--- Records provided ---

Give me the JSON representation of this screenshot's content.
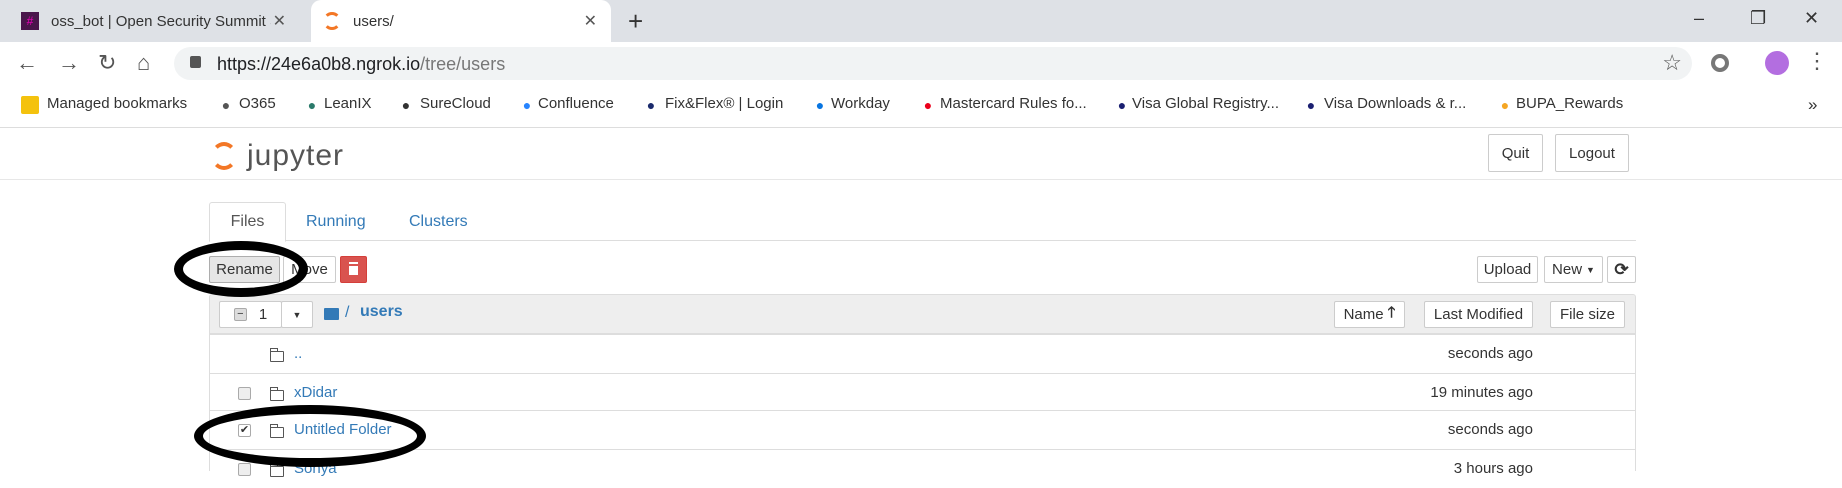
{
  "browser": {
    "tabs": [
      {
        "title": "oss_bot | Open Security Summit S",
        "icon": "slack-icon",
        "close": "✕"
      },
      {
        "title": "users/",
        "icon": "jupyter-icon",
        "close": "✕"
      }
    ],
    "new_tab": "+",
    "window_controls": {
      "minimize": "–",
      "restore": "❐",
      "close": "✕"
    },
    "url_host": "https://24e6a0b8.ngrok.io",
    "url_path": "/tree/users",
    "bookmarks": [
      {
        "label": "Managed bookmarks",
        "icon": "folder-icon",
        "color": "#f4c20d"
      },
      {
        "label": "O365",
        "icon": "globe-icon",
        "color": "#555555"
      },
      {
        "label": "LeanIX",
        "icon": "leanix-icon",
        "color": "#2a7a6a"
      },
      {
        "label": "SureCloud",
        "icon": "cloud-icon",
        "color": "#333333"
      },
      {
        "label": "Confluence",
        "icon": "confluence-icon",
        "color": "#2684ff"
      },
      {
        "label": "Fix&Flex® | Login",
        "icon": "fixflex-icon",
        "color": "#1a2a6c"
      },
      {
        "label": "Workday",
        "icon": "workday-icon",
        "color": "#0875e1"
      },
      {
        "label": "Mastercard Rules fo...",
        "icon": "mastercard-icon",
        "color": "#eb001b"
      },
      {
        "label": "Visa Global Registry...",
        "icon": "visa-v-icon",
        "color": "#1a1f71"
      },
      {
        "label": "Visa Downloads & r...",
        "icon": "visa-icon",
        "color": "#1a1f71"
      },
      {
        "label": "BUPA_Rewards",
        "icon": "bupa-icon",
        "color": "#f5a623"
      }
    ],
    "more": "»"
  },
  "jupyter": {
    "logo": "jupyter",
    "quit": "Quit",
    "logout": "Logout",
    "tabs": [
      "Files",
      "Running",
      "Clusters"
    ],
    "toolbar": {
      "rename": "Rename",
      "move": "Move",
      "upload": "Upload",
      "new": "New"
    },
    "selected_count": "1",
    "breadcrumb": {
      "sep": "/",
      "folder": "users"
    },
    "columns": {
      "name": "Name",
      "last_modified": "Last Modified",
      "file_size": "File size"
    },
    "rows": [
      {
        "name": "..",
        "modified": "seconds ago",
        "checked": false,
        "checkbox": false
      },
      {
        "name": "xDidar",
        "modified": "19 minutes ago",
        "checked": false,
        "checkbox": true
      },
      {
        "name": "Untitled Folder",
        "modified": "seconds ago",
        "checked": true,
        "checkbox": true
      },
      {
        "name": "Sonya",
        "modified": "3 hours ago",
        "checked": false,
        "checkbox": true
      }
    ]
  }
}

---

### Problem
Quote the entries in full. Any image among them is to be omitted from the copy.

### Task answer
Give me the JSON representation of this screenshot's content.
{
  "browser": {
    "tabs": [
      {
        "title": "oss_bot | Open Security Summit S",
        "icon": "slack-icon",
        "close": "✕"
      },
      {
        "title": "users/",
        "icon": "jupyter-icon",
        "close": "✕"
      }
    ],
    "new_tab": "+",
    "window_controls": {
      "minimize": "–",
      "restore": "❐",
      "close": "✕"
    },
    "url_host": "https://24e6a0b8.ngrok.io",
    "url_path": "/tree/users",
    "bookmarks": [
      {
        "label": "Managed bookmarks",
        "icon": "folder-icon",
        "color": "#f4c20d"
      },
      {
        "label": "O365",
        "icon": "globe-icon",
        "color": "#555555"
      },
      {
        "label": "LeanIX",
        "icon": "leanix-icon",
        "color": "#2a7a6a"
      },
      {
        "label": "SureCloud",
        "icon": "cloud-icon",
        "color": "#333333"
      },
      {
        "label": "Confluence",
        "icon": "confluence-icon",
        "color": "#2684ff"
      },
      {
        "label": "Fix&Flex® | Login",
        "icon": "fixflex-icon",
        "color": "#1a2a6c"
      },
      {
        "label": "Workday",
        "icon": "workday-icon",
        "color": "#0875e1"
      },
      {
        "label": "Mastercard Rules fo...",
        "icon": "mastercard-icon",
        "color": "#eb001b"
      },
      {
        "label": "Visa Global Registry...",
        "icon": "visa-v-icon",
        "color": "#1a1f71"
      },
      {
        "label": "Visa Downloads & r...",
        "icon": "visa-icon",
        "color": "#1a1f71"
      },
      {
        "label": "BUPA_Rewards",
        "icon": "bupa-icon",
        "color": "#f5a623"
      }
    ],
    "more": "»"
  },
  "jupyter": {
    "logo": "jupyter",
    "quit": "Quit",
    "logout": "Logout",
    "tabs": [
      "Files",
      "Running",
      "Clusters"
    ],
    "toolbar": {
      "rename": "Rename",
      "move": "Move",
      "upload": "Upload",
      "new": "New"
    },
    "selected_count": "1",
    "breadcrumb": {
      "sep": "/",
      "folder": "users"
    },
    "columns": {
      "name": "Name",
      "last_modified": "Last Modified",
      "file_size": "File size"
    },
    "rows": [
      {
        "name": "..",
        "modified": "seconds ago",
        "checked": false,
        "checkbox": false
      },
      {
        "name": "xDidar",
        "modified": "19 minutes ago",
        "checked": false,
        "checkbox": true
      },
      {
        "name": "Untitled Folder",
        "modified": "seconds ago",
        "checked": true,
        "checkbox": true
      },
      {
        "name": "Sonya",
        "modified": "3 hours ago",
        "checked": false,
        "checkbox": true
      }
    ]
  }
}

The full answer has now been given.